:: ENTRIES SUPPLIED ::
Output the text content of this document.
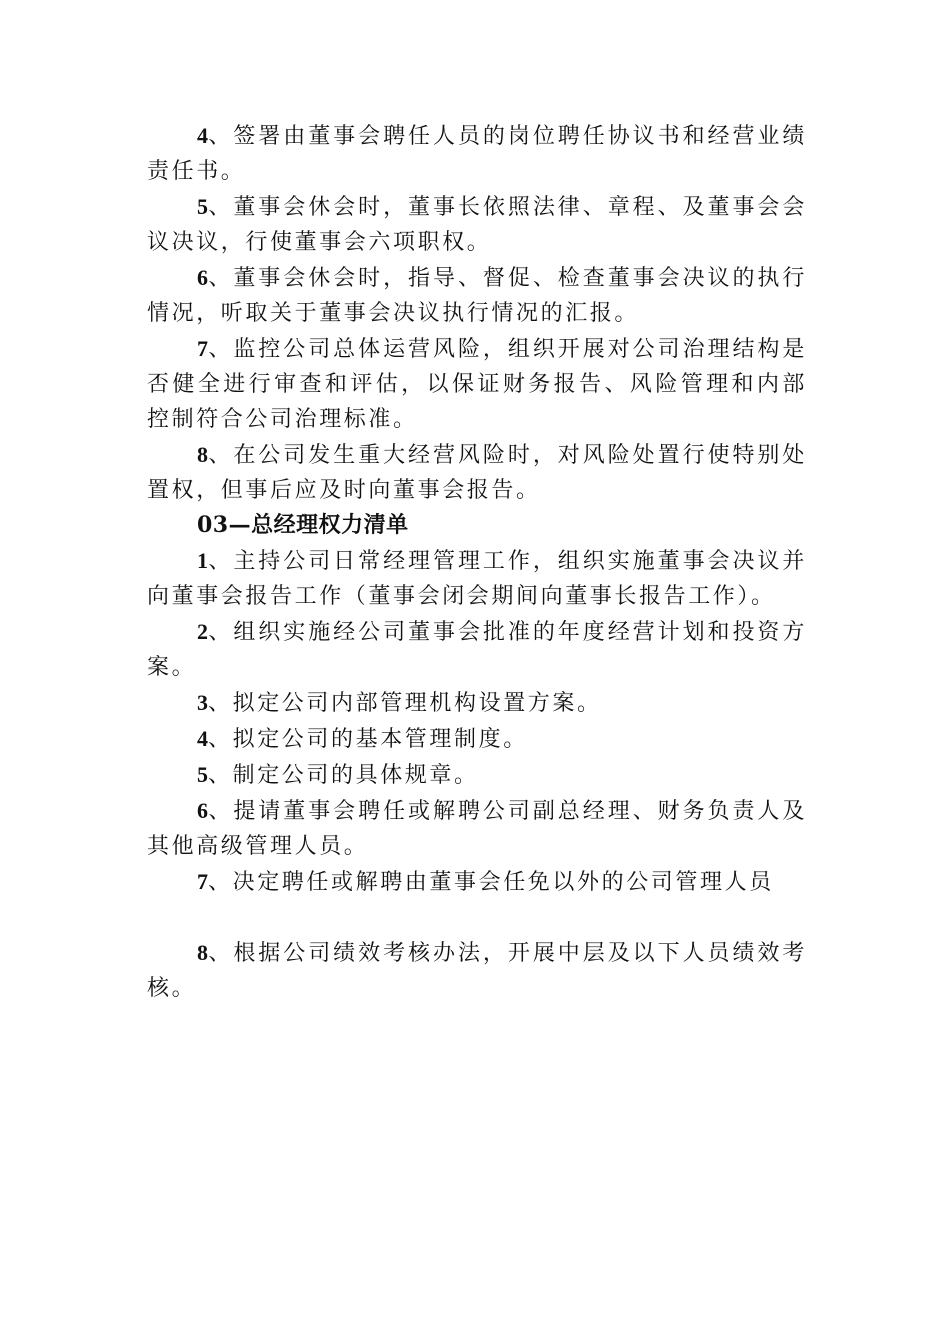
4、签署由董事会聘任人员的岗位聘任协议书和经营业绩责任书。

5、董事会休会时，董事长依照法律、章程、及董事会会议决议，行使董事会六项职权。

6、董事会休会时，指导、督促、检查董事会决议的执行情况，听取关于董事会决议执行情况的汇报。

7、监控公司总体运营风险，组织开展对公司治理结构是否健全进行审查和评估，以保证财务报告、风险管理和内部控制符合公司治理标准。

8、在公司发生重大经营风险时，对风险处置行使特别处置权，但事后应及时向董事会报告。

03—总经理权力清单

1、主持公司日常经理管理工作，组织实施董事会决议并向董事会报告工作（董事会闭会期间向董事长报告工作）。

2、组织实施经公司董事会批准的年度经营计划和投资方案。

3、拟定公司内部管理机构设置方案。

4、拟定公司的基本管理制度。

5、制定公司的具体规章。

6、提请董事会聘任或解聘公司副总经理、财务负责人及其他高级管理人员。

7、决定聘任或解聘由董事会任免以外的公司管理人员

8、根据公司绩效考核办法，开展中层及以下人员绩效考核。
:::
Transcribe the records above exactly, leaving out every picture.

● RESPONSE
Output the text content of this document.
4、签署由董事会聘任人员的岗位聘任协议书和经营业绩责任书。

5、董事会休会时，董事长依照法律、章程、及董事会会议决议，行使董事会六项职权。

6、董事会休会时，指导、督促、检查董事会决议的执行情况，听取关于董事会决议执行情况的汇报。

7、监控公司总体运营风险，组织开展对公司治理结构是否健全进行审查和评估，以保证财务报告、风险管理和内部控制符合公司治理标准。

8、在公司发生重大经营风险时，对风险处置行使特别处置权，但事后应及时向董事会报告。

03—总经理权力清单

1、主持公司日常经理管理工作，组织实施董事会决议并向董事会报告工作（董事会闭会期间向董事长报告工作）。

2、组织实施经公司董事会批准的年度经营计划和投资方案。

3、拟定公司内部管理机构设置方案。

4、拟定公司的基本管理制度。

5、制定公司的具体规章。

6、提请董事会聘任或解聘公司副总经理、财务负责人及其他高级管理人员。

7、决定聘任或解聘由董事会任免以外的公司管理人员

8、根据公司绩效考核办法，开展中层及以下人员绩效考核。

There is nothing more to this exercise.